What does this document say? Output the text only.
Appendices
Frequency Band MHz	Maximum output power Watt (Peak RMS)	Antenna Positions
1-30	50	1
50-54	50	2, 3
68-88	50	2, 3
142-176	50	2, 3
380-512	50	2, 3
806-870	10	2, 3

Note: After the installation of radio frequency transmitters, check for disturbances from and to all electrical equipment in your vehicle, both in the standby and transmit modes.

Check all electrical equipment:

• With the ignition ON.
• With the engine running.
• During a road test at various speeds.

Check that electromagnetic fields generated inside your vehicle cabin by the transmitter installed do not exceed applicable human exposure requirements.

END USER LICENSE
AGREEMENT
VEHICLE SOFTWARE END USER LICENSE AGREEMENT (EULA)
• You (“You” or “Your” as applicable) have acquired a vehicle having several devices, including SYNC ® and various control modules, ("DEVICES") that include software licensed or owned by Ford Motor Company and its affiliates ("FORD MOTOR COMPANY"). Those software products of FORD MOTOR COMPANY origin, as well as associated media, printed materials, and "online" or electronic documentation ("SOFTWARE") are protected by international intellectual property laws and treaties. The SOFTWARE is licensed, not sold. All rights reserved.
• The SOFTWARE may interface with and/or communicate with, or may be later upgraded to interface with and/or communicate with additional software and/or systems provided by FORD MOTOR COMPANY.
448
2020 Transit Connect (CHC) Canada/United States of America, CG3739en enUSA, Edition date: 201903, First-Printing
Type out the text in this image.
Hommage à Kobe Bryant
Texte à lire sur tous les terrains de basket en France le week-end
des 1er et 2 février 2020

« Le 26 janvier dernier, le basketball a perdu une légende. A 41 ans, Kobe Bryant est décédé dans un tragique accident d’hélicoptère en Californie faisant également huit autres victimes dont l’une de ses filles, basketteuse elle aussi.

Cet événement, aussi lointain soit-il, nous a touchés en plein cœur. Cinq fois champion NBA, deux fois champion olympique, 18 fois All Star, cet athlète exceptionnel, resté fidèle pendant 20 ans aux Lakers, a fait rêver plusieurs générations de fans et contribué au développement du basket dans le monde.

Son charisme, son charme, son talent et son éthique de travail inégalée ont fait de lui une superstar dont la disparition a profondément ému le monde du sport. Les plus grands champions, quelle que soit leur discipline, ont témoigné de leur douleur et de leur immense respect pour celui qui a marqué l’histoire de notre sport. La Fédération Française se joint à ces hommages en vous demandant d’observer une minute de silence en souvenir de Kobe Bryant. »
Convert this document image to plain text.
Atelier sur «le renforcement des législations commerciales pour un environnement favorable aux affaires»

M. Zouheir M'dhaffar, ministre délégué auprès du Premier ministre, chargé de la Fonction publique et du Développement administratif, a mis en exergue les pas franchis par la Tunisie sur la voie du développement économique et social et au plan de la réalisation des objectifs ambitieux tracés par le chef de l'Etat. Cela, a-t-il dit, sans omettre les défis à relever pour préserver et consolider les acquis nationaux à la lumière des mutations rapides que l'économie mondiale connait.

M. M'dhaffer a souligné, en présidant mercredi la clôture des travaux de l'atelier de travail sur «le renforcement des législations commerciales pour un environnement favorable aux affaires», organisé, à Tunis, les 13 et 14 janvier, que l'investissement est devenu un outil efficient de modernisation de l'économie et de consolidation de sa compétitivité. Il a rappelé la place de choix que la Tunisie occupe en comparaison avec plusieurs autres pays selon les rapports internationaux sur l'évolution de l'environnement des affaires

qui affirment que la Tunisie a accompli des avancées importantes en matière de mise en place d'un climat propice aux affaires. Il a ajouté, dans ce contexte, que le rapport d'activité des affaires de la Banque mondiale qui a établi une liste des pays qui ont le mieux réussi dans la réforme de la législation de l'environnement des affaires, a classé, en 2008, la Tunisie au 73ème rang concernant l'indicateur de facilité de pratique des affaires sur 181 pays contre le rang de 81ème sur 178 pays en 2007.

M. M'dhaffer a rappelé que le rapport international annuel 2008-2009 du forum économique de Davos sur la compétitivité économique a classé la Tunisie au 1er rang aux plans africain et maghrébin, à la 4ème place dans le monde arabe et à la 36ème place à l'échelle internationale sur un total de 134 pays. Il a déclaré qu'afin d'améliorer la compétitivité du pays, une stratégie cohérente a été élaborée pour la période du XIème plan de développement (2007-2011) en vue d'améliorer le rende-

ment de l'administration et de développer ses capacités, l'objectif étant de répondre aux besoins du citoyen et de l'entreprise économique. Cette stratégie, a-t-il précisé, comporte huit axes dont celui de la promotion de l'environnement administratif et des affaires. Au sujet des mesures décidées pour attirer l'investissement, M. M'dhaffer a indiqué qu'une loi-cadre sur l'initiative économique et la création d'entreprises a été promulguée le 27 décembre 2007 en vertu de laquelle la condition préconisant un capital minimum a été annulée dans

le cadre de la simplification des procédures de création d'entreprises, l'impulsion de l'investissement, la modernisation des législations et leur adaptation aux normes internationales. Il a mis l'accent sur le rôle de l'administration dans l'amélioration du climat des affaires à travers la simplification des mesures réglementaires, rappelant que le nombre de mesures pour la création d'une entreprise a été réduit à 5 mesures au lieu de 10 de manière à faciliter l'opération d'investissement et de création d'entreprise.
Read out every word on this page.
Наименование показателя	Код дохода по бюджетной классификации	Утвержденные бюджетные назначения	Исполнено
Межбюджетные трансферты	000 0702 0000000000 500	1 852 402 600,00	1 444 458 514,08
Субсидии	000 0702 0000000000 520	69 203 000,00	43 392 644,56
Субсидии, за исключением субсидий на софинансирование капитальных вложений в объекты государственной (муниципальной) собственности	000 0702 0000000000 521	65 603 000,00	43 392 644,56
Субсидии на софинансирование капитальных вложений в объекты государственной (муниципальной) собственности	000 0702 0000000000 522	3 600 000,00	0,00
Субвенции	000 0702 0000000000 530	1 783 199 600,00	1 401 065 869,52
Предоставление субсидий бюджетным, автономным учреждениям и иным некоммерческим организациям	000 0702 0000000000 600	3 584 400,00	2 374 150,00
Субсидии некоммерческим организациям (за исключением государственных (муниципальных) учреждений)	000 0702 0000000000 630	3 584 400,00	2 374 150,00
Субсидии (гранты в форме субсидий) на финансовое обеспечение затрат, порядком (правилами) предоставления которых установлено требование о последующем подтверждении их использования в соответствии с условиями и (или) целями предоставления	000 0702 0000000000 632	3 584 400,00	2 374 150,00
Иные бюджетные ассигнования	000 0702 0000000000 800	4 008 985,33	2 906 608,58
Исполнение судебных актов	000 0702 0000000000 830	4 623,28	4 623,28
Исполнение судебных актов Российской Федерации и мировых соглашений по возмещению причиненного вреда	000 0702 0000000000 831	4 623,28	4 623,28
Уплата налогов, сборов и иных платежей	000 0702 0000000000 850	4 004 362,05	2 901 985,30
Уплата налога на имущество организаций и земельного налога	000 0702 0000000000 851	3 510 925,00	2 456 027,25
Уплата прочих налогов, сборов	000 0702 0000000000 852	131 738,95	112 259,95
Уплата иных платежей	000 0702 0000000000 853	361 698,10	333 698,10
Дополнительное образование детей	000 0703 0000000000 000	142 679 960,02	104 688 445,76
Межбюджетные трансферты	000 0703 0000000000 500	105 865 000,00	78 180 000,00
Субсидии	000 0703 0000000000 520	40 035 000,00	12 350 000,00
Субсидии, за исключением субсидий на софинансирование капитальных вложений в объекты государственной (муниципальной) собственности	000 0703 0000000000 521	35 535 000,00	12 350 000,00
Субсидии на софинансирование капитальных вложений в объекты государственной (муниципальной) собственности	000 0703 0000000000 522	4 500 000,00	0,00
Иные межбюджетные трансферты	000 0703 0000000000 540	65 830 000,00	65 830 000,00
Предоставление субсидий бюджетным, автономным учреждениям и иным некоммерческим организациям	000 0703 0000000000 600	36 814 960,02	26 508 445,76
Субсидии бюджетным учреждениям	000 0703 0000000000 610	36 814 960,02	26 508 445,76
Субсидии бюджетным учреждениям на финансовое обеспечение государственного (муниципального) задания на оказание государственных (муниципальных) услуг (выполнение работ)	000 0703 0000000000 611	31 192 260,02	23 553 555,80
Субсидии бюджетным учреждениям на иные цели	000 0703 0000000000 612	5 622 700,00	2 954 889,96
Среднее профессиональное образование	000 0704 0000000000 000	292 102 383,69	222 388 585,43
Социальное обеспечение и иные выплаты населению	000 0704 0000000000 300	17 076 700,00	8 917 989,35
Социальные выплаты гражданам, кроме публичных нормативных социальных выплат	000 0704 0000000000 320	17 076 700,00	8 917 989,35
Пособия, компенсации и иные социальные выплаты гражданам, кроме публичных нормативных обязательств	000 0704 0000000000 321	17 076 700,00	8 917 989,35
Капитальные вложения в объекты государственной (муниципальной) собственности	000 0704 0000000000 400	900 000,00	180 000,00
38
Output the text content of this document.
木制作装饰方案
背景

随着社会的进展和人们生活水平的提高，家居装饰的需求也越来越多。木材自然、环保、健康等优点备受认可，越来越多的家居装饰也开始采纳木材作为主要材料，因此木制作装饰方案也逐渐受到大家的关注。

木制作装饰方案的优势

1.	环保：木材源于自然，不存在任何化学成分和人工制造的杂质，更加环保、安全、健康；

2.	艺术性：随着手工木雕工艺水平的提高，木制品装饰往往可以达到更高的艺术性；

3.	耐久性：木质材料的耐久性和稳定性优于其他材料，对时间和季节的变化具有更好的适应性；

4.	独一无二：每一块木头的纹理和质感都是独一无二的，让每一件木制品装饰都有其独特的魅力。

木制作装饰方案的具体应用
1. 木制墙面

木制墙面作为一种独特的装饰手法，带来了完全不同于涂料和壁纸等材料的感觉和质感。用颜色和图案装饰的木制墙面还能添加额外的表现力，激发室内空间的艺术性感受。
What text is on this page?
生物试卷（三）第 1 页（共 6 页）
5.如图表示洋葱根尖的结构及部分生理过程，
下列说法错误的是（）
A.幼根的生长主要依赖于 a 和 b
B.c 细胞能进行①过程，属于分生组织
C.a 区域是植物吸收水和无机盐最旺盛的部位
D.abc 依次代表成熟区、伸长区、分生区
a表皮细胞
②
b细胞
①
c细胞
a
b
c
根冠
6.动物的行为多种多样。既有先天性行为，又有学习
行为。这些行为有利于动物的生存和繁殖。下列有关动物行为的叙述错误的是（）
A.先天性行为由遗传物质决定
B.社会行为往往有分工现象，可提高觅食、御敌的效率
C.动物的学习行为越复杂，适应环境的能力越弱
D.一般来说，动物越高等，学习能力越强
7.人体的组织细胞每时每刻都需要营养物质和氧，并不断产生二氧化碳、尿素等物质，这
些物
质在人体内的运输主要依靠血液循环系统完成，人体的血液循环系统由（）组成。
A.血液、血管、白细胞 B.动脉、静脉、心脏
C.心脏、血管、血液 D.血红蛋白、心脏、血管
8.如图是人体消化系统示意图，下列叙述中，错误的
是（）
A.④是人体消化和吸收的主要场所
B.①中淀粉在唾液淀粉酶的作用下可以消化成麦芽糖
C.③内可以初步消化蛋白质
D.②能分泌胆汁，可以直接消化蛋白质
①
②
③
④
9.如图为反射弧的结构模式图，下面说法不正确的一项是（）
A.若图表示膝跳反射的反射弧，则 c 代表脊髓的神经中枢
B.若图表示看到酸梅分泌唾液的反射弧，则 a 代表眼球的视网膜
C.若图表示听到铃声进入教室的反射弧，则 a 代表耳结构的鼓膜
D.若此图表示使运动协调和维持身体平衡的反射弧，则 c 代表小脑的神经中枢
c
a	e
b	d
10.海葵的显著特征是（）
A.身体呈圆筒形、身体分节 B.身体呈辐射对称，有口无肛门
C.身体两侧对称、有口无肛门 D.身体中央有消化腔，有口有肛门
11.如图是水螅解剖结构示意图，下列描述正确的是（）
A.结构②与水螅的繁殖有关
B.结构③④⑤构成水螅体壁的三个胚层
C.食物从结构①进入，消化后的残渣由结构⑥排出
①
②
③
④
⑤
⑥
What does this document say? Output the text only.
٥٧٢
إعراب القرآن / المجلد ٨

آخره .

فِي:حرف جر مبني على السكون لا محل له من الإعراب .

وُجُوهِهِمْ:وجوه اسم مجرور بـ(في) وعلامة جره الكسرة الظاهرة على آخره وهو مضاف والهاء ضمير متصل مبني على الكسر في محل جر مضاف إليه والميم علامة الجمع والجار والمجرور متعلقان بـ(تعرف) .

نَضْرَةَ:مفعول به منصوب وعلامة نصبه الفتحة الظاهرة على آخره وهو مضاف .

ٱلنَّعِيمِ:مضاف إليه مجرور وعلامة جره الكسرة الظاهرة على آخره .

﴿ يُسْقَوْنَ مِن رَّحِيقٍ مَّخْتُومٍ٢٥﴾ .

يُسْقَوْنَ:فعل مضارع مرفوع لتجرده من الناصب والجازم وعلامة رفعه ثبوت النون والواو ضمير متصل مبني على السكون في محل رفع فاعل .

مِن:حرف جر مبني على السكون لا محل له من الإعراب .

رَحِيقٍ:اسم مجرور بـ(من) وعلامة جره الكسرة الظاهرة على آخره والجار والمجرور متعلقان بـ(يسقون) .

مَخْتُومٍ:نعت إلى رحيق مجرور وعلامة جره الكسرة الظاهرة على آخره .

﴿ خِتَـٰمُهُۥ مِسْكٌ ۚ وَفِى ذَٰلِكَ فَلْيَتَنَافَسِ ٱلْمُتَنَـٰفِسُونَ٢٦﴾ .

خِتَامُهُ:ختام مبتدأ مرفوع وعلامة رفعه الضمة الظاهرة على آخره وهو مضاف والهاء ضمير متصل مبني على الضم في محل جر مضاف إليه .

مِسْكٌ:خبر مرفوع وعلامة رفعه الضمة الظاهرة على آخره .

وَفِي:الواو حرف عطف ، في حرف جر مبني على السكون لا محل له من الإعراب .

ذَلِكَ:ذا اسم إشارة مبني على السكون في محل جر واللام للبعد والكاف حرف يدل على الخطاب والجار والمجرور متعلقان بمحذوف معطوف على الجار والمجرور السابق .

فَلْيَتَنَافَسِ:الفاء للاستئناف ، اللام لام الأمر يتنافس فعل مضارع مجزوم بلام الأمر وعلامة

***

What the task requires> Among the lines above, count those containing the word "публичных" and give nothing but the result.

Solution> 2